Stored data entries

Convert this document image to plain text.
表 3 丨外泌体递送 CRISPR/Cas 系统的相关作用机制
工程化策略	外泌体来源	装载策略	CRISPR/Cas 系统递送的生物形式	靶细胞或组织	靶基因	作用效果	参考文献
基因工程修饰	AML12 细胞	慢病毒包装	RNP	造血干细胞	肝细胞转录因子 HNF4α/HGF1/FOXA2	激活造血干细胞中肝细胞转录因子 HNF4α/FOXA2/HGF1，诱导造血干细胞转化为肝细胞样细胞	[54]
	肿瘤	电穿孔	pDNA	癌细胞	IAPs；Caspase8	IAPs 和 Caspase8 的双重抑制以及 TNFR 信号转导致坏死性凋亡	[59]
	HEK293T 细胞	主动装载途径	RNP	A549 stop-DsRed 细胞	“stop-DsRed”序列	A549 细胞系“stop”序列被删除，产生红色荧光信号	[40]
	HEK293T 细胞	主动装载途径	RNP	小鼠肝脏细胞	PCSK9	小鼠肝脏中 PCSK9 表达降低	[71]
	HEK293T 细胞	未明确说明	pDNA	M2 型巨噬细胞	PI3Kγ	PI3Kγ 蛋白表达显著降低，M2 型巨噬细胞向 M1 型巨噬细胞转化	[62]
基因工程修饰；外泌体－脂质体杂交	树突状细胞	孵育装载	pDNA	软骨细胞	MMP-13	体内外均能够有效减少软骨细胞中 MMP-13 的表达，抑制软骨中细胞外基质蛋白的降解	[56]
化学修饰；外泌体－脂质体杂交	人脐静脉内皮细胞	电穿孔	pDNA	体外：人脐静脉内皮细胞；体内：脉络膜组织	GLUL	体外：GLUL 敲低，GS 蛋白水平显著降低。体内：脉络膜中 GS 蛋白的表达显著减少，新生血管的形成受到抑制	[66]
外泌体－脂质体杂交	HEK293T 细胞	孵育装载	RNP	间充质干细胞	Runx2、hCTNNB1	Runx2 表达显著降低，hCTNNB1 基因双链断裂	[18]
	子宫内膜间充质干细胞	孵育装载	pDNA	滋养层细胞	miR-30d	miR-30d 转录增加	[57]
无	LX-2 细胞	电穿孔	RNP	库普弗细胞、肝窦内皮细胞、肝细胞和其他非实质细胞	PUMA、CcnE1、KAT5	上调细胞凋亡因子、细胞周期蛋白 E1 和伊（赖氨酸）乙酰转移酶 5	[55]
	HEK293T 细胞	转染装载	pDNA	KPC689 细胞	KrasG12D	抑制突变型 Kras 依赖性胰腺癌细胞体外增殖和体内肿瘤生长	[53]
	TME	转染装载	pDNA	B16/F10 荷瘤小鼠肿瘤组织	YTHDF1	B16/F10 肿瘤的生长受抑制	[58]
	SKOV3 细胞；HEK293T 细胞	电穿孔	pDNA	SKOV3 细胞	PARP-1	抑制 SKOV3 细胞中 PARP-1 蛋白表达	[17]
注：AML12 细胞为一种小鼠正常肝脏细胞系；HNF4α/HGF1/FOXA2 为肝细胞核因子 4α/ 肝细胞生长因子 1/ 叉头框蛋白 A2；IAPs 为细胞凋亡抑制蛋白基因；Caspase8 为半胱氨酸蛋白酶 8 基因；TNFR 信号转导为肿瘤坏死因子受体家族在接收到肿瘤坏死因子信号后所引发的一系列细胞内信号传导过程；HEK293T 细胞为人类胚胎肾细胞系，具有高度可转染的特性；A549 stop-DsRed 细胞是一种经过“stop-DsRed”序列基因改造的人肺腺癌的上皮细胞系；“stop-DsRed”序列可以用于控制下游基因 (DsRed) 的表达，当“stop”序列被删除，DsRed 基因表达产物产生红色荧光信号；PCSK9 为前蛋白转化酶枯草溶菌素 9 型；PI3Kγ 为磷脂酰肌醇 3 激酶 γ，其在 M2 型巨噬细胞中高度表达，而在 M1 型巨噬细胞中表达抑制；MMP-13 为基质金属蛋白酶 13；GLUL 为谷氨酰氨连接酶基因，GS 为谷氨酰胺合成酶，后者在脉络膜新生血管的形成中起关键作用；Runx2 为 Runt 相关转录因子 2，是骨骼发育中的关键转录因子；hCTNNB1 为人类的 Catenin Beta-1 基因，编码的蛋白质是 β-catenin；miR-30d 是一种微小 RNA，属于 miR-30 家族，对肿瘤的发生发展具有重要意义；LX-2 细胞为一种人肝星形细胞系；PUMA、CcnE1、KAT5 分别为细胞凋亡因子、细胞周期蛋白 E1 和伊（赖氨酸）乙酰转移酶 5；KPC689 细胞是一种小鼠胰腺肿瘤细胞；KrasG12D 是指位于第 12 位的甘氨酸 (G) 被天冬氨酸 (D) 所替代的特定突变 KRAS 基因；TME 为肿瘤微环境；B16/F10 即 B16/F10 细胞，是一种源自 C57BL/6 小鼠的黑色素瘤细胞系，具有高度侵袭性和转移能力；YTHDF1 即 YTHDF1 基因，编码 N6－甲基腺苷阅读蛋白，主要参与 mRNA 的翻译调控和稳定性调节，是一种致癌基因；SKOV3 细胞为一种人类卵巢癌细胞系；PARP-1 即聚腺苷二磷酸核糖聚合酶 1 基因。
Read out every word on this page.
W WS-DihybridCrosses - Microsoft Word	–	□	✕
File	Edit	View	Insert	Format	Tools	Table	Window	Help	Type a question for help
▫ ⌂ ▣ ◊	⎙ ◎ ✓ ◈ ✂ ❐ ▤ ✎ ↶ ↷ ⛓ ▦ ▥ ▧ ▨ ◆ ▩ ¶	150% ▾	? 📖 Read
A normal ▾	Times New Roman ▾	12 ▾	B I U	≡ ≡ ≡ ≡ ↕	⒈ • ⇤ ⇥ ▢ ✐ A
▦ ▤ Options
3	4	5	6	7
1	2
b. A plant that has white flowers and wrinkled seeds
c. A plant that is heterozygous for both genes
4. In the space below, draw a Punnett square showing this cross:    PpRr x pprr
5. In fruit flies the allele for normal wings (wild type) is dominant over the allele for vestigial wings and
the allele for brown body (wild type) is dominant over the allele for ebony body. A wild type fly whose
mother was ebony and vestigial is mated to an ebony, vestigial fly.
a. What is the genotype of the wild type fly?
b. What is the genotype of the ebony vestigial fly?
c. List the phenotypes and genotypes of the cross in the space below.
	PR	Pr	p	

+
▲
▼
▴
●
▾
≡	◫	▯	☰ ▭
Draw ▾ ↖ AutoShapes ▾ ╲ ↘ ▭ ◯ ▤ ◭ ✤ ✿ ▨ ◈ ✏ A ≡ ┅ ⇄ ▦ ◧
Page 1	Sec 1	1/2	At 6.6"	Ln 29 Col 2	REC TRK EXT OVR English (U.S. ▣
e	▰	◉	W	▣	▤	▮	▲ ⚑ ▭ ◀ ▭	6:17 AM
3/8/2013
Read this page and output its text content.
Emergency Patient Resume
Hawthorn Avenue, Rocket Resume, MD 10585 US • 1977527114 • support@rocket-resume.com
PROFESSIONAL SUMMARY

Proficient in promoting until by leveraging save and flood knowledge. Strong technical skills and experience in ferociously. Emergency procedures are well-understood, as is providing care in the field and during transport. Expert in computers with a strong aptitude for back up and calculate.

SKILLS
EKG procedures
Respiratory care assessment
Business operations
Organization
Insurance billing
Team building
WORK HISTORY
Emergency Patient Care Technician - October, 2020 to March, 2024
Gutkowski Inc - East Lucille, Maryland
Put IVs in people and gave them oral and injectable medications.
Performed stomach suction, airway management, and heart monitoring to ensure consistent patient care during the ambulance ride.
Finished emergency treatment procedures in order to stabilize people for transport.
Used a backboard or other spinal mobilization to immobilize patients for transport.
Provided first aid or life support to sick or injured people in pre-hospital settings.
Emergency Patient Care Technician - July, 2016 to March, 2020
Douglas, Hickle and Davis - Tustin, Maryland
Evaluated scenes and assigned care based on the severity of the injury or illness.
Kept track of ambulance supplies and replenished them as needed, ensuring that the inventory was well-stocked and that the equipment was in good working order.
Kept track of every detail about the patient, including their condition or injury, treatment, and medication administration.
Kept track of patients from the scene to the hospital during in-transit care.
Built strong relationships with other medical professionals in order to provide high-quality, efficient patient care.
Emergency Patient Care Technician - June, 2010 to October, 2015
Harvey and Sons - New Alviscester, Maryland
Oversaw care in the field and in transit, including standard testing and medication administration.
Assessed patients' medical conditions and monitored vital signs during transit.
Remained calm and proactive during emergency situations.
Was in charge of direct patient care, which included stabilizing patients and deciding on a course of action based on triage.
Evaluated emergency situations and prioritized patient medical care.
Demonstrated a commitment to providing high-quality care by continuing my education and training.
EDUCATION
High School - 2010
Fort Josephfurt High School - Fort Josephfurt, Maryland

YOUR OBJECTIVE: Check every line above for the string "treatment" and copy those that have it.

WRITTEN RESPONSE:
Finished emergency treatment procedures in order to stabilize people for transport.
Kept track of every detail about the patient, including their condition or injury, treatment, and medication administration.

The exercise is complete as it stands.